[What you will do] Count every line below in which "dispensing" occurs, then give only the count.

[Source records]
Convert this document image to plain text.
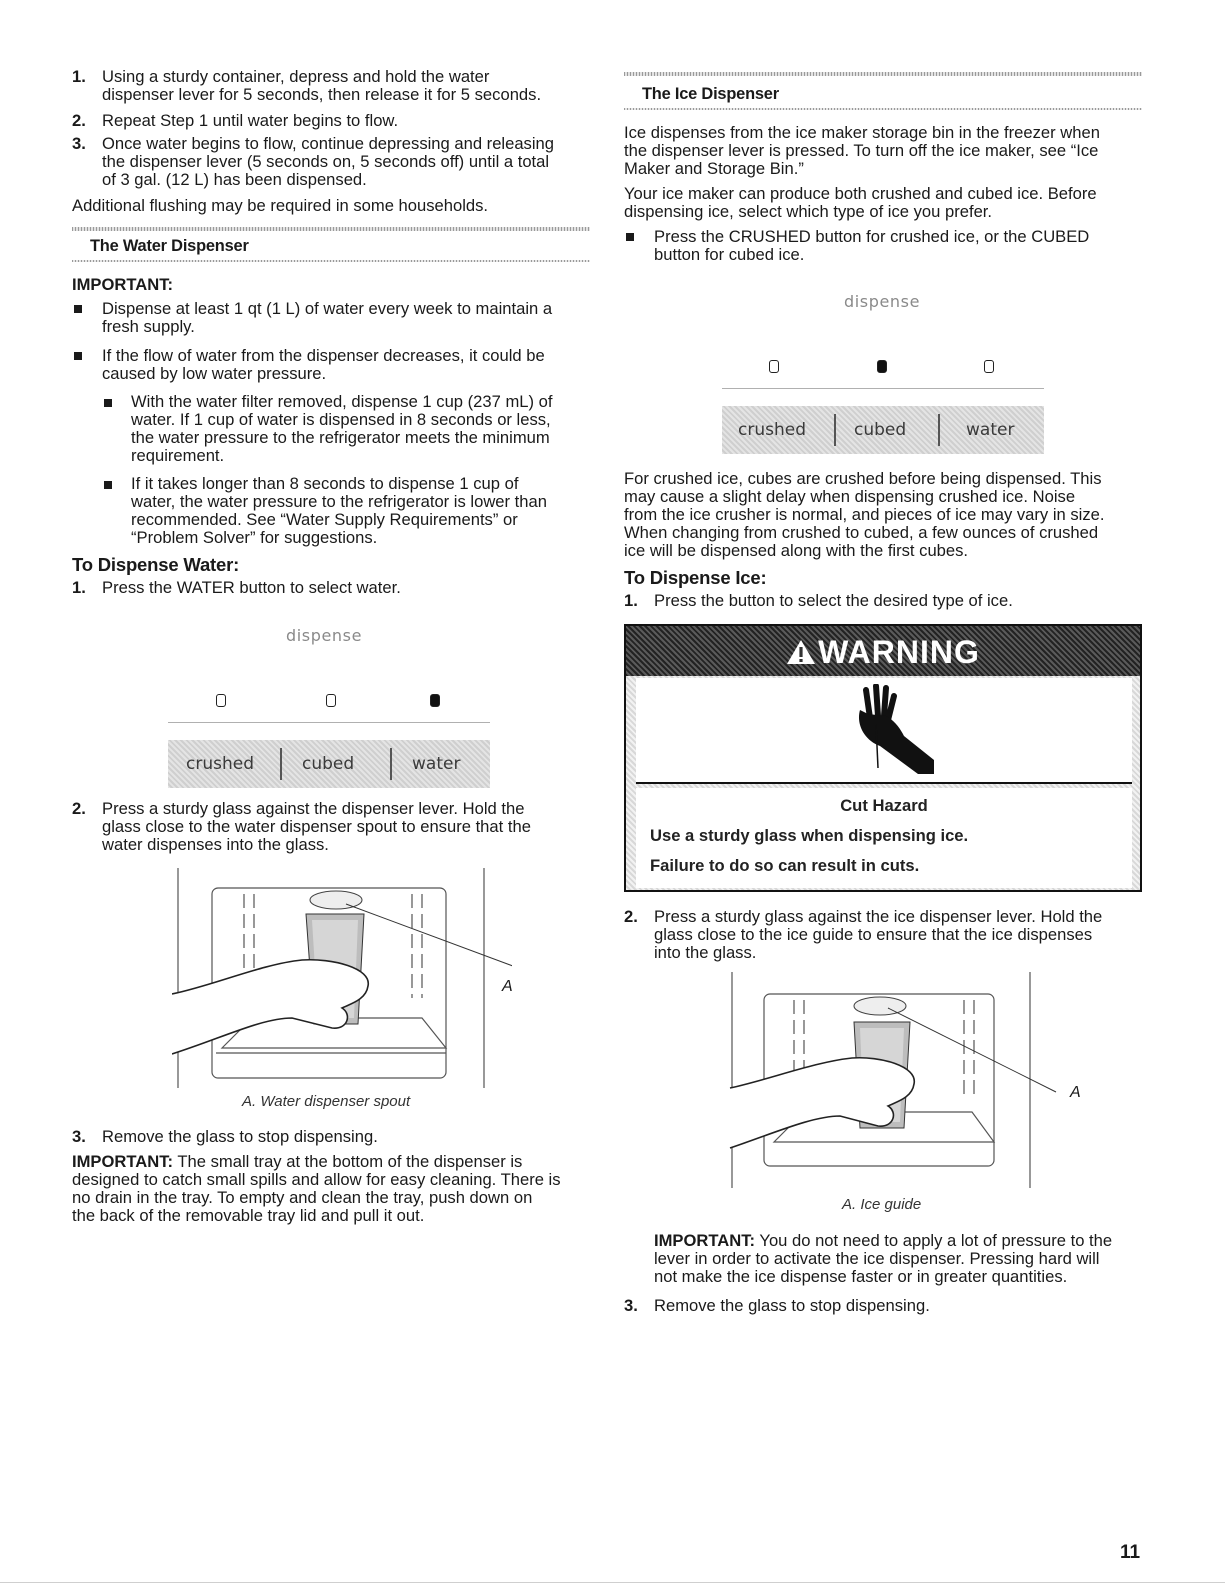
1. Using a sturdy container, depress and hold the water
dispenser lever for 5 seconds, then release it for 5 seconds.

2. Repeat Step 1 until water begins to flow.

3. Once water begins to flow, continue depressing and releasing
the dispenser lever (5 seconds on, 5 seconds off) until a total
of 3 gal. (12 L) has been dispensed.

Additional flushing may be required in some households.

The Water Dispenser
IMPORTANT:

Dispense at least 1 qt (1 L) of water every week to maintain a
fresh supply.

If the flow of water from the dispenser decreases, it could be
caused by low water pressure.

With the water filter removed, dispense 1 cup (237 mL) of
water. If 1 cup of water is dispensed in 8 seconds or less,
the water pressure to the refrigerator meets the minimum
requirement.

If it takes longer than 8 seconds to dispense 1 cup of
water, the water pressure to the refrigerator is lower than
recommended. See “Water Supply Requirements” or
“Problem Solver” for suggestions.

To Dispense Water:
1. Press the WATER button to select water.

dispense
crushed	cubed	water
2. Press a sturdy glass against the dispenser lever. Hold the
glass close to the water dispenser spout to ensure that the
water dispenses into the glass.

A
A. Water dispenser spout
3. Remove the glass to stop dispensing.

IMPORTANT: The small tray at the bottom of the dispenser is
designed to catch small spills and allow for easy cleaning. There is
no drain in the tray. To empty and clean the tray, push down on
the back of the removable tray lid and pull it out.

The Ice Dispenser

Ice dispenses from the ice maker storage bin in the freezer when
the dispenser lever is pressed. To turn off the ice maker, see “Ice
Maker and Storage Bin.”

Your ice maker can produce both crushed and cubed ice. Before
dispensing ice, select which type of ice you prefer.

Press the CRUSHED button for crushed ice, or the CUBED
button for cubed ice.

dispense
crushed	cubed	water

For crushed ice, cubes are crushed before being dispensed. This
may cause a slight delay when dispensing crushed ice. Noise
from the ice crusher is normal, and pieces of ice may vary in size.
When changing from crushed to cubed, a few ounces of crushed
ice will be dispensed along with the first cubes.

To Dispense Ice:
1. Press the button to select the desired type of ice.

2. Press a sturdy glass against the ice dispenser lever. Hold the
glass close to the ice guide to ensure that the ice dispenses
into the glass.

A
A. Ice guide

IMPORTANT: You do not need to apply a lot of pressure to the
lever in order to activate the ice dispenser. Pressing hard will
not make the ice dispense faster or in greater quantities.

3. Remove the glass to stop dispensing.

WARNING
Cut Hazard
Use a sturdy glass when dispensing ice.
Failure to do so can result in cuts.
11
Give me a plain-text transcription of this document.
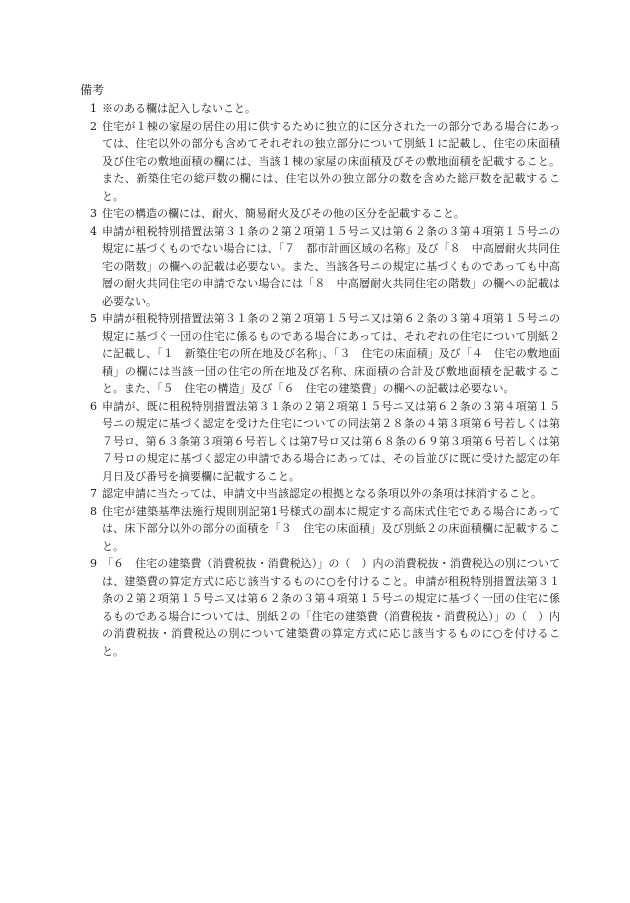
備考
1 ※のある欄は記入しないこと。
2 住宅が１棟の家屋の居住の用に供するために独立的に区分された一の部分である場合にあっては、住宅以外の部分も含めてそれぞれの独立部分について別紙１に記載し、住宅の床面積及び住宅の敷地面積の欄には、当該１棟の家屋の床面積及びその敷地面積を記載すること。また、新築住宅の総戸数の欄には、住宅以外の独立部分の数を含めた総戸数を記載すること。
3 住宅の構造の欄には、耐火、簡易耐火及びその他の区分を記載すること。
4 申請が租税特別措置法第３１条の２第２項第１５号ニ又は第６２条の３第４項第１５号ニの規定に基づくものでない場合には、「７　都市計画区域の名称」及び「８　中高層耐火共同住宅の階数」の欄への記載は必要ない。また、当該各号ニの規定に基づくものであっても中高層の耐火共同住宅の申請でない場合には「８　中高層耐火共同住宅の階数」の欄への記載は必要ない。
5 申請が租税特別措置法第３１条の２第２項第１５号ニ又は第６２条の３第４項第１５号ニの規定に基づく一団の住宅に係るものである場合にあっては、それぞれの住宅について別紙２に記載し、「１　新築住宅の所在地及び名称」、「３　住宅の床面積」及び「４　住宅の敷地面積」の欄には当該一団の住宅の所在地及び名称、床面積の合計及び敷地面積を記載すること。また、「５　住宅の構造」及び「６　住宅の建築費」の欄への記載は必要ない。
6 申請が、既に租税特別措置法第３１条の２第２項第１５号ニ又は第６２条の３第４項第１５号ニの規定に基づく認定を受けた住宅についての同法第２８条の４第３項第６号若しくは第７号ロ、第６３条第３項第６号若しくは第7号ロ又は第６８条の６９第３項第６号若しくは第７号ロの規定に基づく認定の申請である場合にあっては、その旨並びに既に受けた認定の年月日及び番号を摘要欄に記載すること。
7 認定申請に当たっては、申請文中当該認定の根拠となる条項以外の条項は抹消すること。
8 住宅が建築基準法施行規則別記第1号様式の副本に規定する高床式住宅である場合にあっては、床下部分以外の部分の面積を「３　住宅の床面積」及び別紙２の床面積欄に記載すること。
9 「６　住宅の建築費（消費税抜・消費税込）」の（　）内の消費税抜・消費税込の別については、建築費の算定方式に応じ該当するものに○を付けること。申請が租税特別措置法第３１条の２第２項第１５号ニ又は第６２条の３第４項第１５号ニの規定に基づく一団の住宅に係るものである場合については、別紙２の「住宅の建築費（消費税抜・消費税込）」の（　）内の消費税抜・消費税込の別について建築費の算定方式に応じ該当するものに○を付けること。
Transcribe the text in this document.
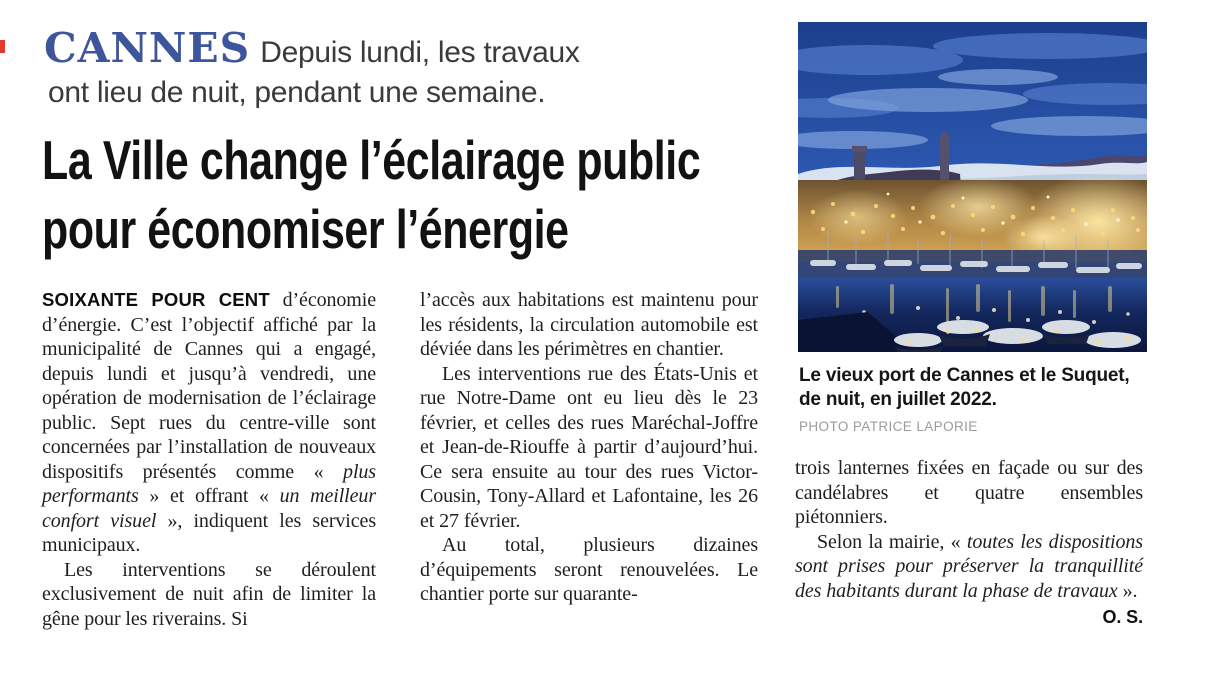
CANNES Depuis lundi, les travaux
ont lieu de nuit, pendant une semaine.
La Ville change l’éclairage public
pour économiser l’énergie

SOIXANTE POUR CENT d’économie d’énergie. C’est l’objectif affiché par la municipalité de Cannes qui a engagé, depuis lundi et jusqu’à vendredi, une opération de modernisation de l’éclairage public. Sept rues du centre-ville sont concernées par l’installation de nouveaux dispositifs présentés comme « plus performants » et offrant « un meilleur confort visuel », indiquent les services municipaux.

Les interventions se déroulent exclusivement de nuit afin de limiter la gêne pour les riverains. Si

l’accès aux habitations est maintenu pour les résidents, la circulation automobile est déviée dans les périmètres en chantier.

Les interventions rue des États-Unis et rue Notre-Dame ont eu lieu dès le 23 février, et celles des rues Maréchal-Joffre et Jean-de-Riouffe à partir d’aujourd’hui. Ce sera ensuite au tour des rues Victor-Cousin, Tony-Allard et Lafontaine, les 26 et 27 février.

Au total, plusieurs dizaines d’équipements seront renouvelées. Le chantier porte sur quarante-

Le vieux port de Cannes et le Suquet, de nuit, en juillet 2022.

PHOTO PATRICE LAPORIE

trois lanternes fixées en façade ou sur des candélabres et quatre ensembles piétonniers.

Selon la mairie, « toutes les dispositions sont prises pour préserver la tranquillité des habitants durant la phase de travaux ».

O. S.
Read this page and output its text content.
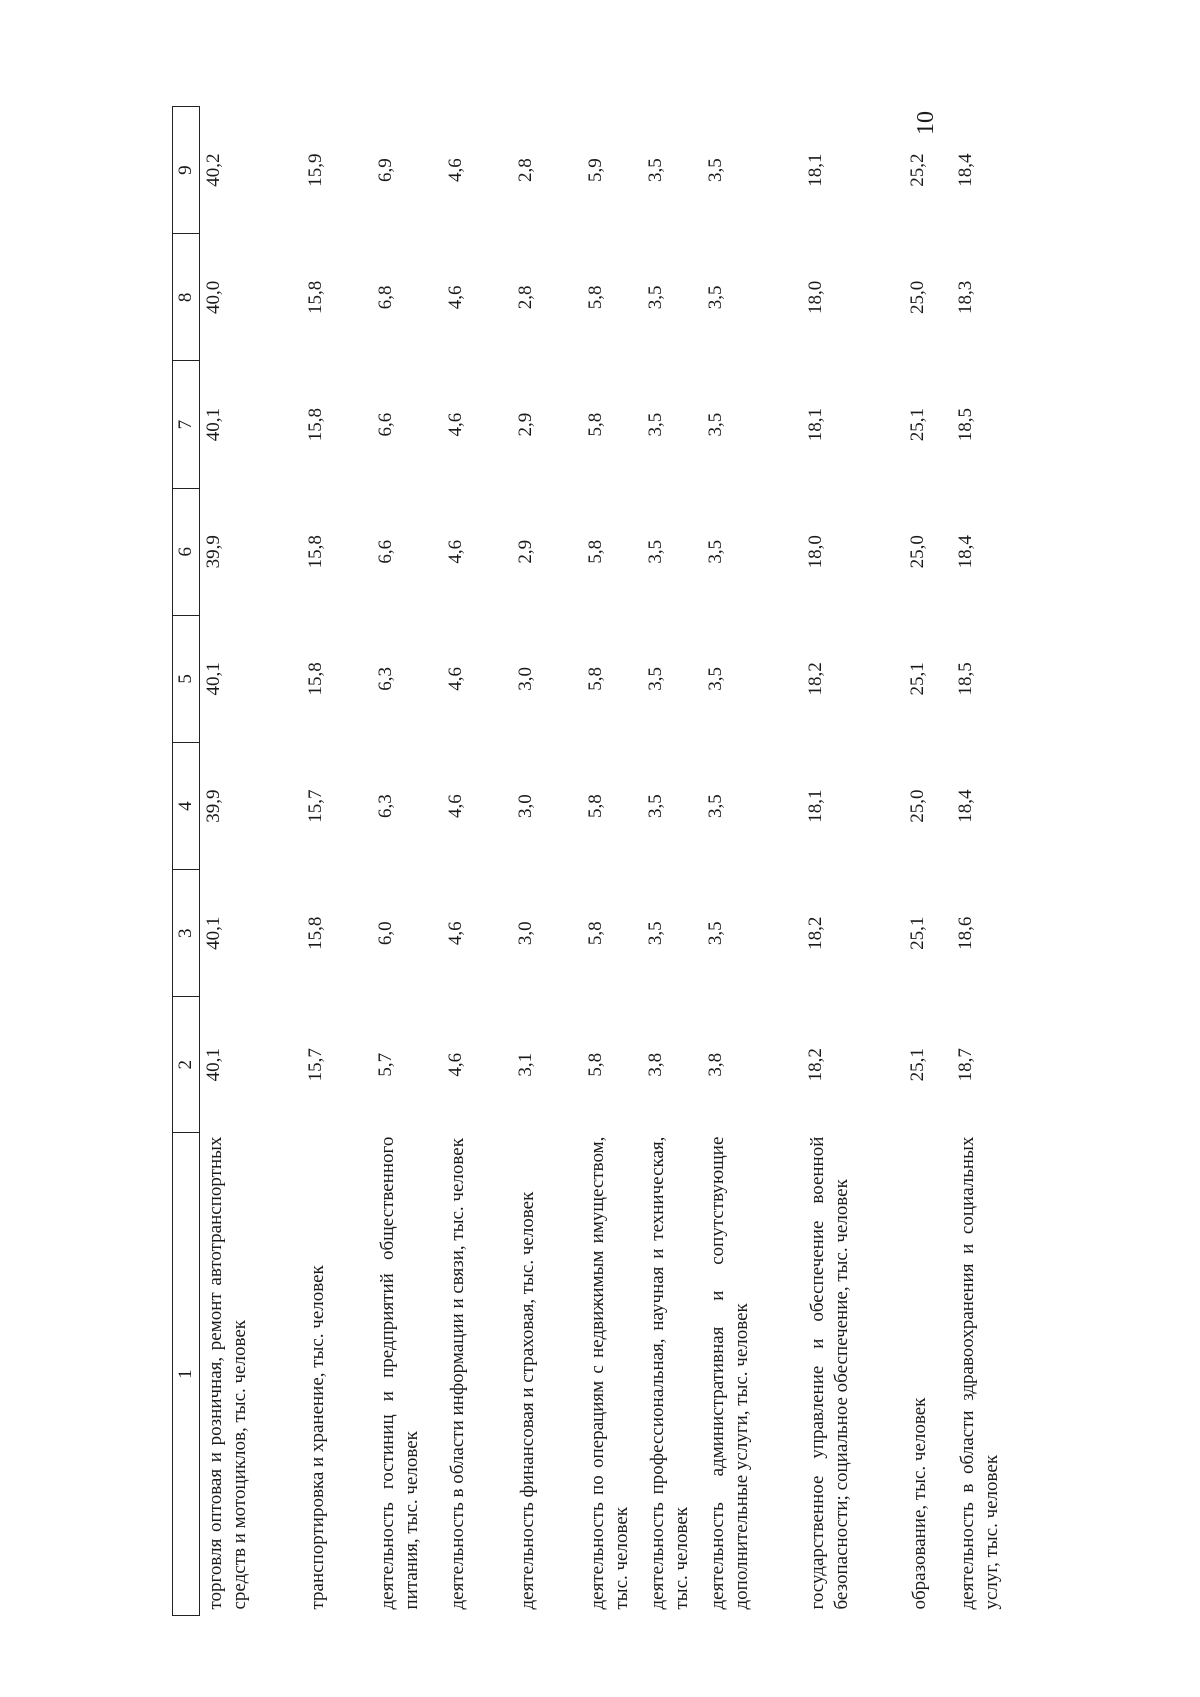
10
1	2	3	4	5	6	7	8	9
торговля оптовая и розничная, ремонт автотранспортных средств и мотоциклов, тыс. человек	40,1	40,1	39,9	40,1	39,9	40,1	40,0	40,2
транспортировка и хранение, тыс. человек	15,7	15,8	15,7	15,8	15,8	15,8	15,8	15,9
деятельность гостиниц и предприятий общественного питания, тыс. человек	5,7	6,0	6,3	6,3	6,6	6,6	6,8	6,9
деятельность в области информации и связи, тыс. человек	4,6	4,6	4,6	4,6	4,6	4,6	4,6	4,6
деятельность финансовая и страховая, тыс. человек	3,1	3,0	3,0	3,0	2,9	2,9	2,8	2,8
деятельность по операциям с недвижимым имуществом, тыс. человек	5,8	5,8	5,8	5,8	5,8	5,8	5,8	5,9
деятельность профессиональная, научная и техническая, тыс. человек	3,8	3,5	3,5	3,5	3,5	3,5	3,5	3,5
деятельность административная и сопутствующие дополнительные услуги, тыс. человек	3,8	3,5	3,5	3,5	3,5	3,5	3,5	3,5
государственное управление и обеспечение военной безопасности; социальное обеспечение, тыс. человек	18,2	18,2	18,1	18,2	18,0	18,1	18,0	18,1
образование, тыс. человек	25,1	25,1	25,0	25,1	25,0	25,1	25,0	25,2
деятельность в области здравоохранения и социальных услуг, тыс. человек	18,7	18,6	18,4	18,5	18,4	18,5	18,3	18,4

[Expected output] 5